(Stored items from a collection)
◆ ◆ ◆ ◆ ◆ ◆ ◆

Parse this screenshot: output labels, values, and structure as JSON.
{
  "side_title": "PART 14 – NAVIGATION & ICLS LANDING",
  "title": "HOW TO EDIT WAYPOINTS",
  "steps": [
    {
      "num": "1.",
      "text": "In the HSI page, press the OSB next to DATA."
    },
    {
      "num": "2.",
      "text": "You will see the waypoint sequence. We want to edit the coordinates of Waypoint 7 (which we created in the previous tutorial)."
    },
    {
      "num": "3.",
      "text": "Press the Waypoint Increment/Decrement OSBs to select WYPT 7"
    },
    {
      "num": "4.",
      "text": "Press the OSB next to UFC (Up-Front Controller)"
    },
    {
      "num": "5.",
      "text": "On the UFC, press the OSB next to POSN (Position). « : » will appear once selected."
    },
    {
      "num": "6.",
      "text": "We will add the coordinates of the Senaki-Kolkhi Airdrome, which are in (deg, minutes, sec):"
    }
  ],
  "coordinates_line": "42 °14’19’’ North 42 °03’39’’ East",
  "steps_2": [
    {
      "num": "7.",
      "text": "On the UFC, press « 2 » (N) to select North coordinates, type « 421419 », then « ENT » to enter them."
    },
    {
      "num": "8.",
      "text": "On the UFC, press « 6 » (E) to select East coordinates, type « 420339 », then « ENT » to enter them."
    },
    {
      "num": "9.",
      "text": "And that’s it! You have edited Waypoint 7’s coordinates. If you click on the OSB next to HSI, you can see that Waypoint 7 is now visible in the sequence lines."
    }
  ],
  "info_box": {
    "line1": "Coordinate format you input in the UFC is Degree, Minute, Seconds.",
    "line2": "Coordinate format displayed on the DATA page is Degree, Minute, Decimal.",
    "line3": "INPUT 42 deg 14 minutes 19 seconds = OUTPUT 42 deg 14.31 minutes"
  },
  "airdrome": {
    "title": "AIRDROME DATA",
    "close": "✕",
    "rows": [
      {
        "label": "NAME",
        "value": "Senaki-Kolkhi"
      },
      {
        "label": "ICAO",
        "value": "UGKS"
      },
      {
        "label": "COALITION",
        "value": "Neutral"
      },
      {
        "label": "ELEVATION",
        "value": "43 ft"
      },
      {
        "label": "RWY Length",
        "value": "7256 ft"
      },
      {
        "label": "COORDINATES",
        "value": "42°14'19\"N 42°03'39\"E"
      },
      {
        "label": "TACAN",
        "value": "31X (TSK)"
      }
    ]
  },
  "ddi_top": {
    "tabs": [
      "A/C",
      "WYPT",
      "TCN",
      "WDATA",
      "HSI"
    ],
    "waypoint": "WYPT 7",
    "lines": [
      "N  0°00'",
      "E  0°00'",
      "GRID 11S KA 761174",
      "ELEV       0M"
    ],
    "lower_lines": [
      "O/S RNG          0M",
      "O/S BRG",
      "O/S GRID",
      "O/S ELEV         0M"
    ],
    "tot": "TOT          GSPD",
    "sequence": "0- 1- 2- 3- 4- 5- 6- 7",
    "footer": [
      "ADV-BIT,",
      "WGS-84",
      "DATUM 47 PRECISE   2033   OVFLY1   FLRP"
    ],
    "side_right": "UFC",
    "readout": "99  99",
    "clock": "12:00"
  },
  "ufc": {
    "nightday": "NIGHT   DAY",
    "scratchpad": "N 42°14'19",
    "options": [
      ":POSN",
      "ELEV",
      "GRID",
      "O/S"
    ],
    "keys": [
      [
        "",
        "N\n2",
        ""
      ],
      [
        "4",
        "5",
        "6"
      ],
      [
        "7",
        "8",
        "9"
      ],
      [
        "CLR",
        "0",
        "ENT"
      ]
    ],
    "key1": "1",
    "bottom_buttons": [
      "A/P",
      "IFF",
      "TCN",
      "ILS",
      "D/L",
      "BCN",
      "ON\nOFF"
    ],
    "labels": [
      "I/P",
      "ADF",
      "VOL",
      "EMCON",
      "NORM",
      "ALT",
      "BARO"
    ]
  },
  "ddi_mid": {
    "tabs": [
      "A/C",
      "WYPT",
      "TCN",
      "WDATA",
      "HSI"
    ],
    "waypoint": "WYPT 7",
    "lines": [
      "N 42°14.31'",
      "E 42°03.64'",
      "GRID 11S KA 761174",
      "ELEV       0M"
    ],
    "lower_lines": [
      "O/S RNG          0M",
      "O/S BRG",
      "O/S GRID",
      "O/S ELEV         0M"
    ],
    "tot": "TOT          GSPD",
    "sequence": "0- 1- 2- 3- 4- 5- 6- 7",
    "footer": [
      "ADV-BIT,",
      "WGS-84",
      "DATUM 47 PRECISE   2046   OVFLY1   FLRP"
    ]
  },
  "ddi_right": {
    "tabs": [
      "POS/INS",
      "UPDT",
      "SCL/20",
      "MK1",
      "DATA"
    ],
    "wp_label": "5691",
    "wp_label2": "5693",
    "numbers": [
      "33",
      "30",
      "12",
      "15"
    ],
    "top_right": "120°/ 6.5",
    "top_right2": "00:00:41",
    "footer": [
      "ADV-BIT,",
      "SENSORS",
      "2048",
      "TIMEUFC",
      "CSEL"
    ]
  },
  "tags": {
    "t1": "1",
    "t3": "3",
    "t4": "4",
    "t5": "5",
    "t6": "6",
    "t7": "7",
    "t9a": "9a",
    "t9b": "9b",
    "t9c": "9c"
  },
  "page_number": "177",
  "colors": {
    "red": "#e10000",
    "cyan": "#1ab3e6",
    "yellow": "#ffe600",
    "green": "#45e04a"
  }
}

◆ ◆ ◆ ◆ ◆ ◆ ◆

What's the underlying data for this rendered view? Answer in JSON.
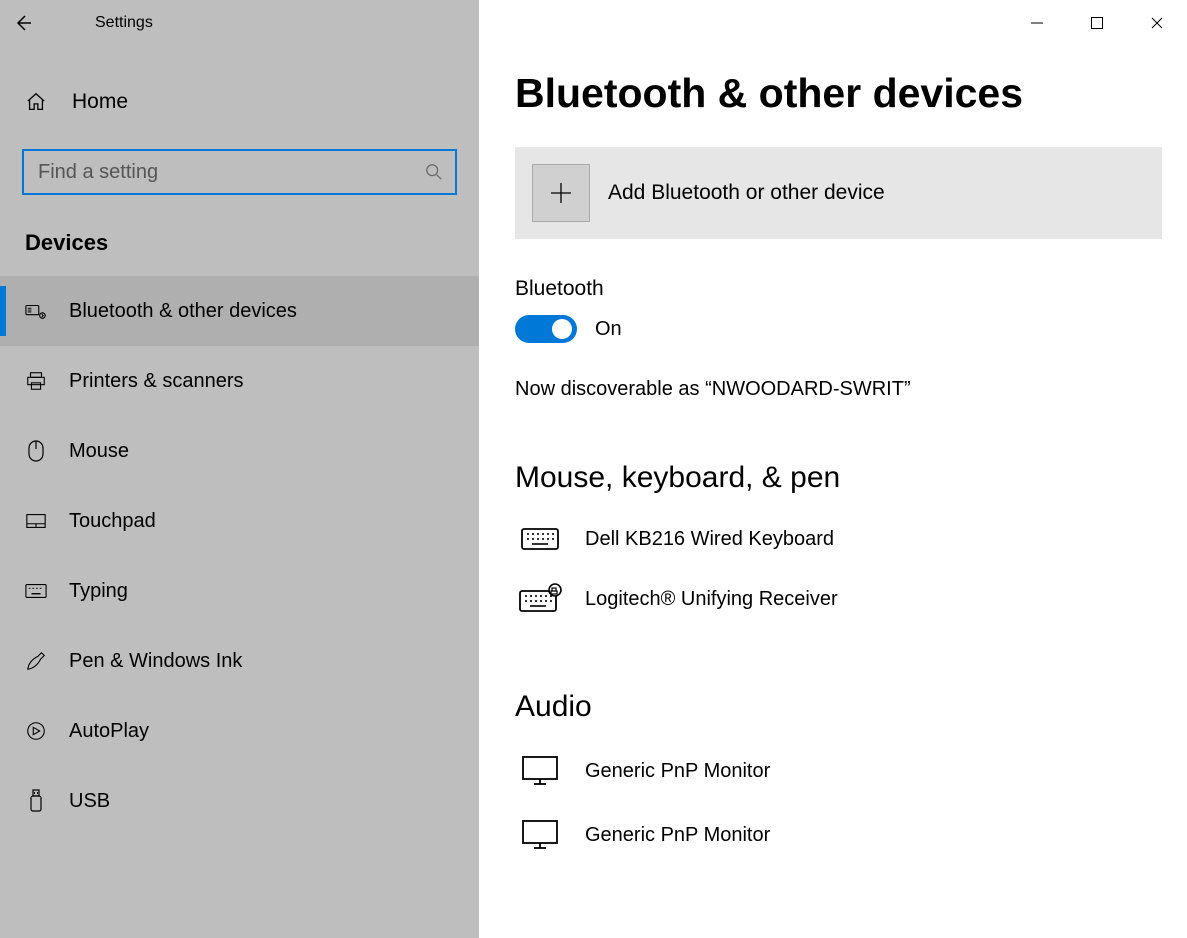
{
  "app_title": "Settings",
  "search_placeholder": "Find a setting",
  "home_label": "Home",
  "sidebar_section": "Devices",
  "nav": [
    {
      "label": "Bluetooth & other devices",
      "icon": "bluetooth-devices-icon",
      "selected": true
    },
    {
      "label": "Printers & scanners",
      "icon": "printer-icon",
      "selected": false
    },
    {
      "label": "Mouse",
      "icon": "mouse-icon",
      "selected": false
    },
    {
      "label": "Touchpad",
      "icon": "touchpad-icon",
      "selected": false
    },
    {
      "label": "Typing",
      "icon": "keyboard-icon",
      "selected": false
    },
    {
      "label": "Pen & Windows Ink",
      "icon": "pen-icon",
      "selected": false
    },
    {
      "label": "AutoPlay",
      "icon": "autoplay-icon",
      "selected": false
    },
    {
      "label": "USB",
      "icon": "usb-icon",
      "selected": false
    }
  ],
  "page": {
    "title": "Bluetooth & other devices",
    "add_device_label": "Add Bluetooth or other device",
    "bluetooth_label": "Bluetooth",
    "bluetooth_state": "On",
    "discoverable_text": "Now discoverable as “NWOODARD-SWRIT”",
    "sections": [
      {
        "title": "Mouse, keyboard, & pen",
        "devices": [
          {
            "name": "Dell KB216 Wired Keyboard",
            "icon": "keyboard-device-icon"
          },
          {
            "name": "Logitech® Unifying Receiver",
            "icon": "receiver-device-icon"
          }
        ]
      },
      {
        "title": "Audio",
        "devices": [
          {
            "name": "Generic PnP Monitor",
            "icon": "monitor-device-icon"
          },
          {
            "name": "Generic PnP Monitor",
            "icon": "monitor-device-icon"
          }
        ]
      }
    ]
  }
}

◆ ◆ ◆ ◆ ◆ ◆ ◆

• Written problem: Which lines contain "JSON"? Copy each of them out.

• Answer for the task:
Parse this screenshot: output labels, values, and structure as JSON.
What's the underlying data for this rendered view? Answer in JSON.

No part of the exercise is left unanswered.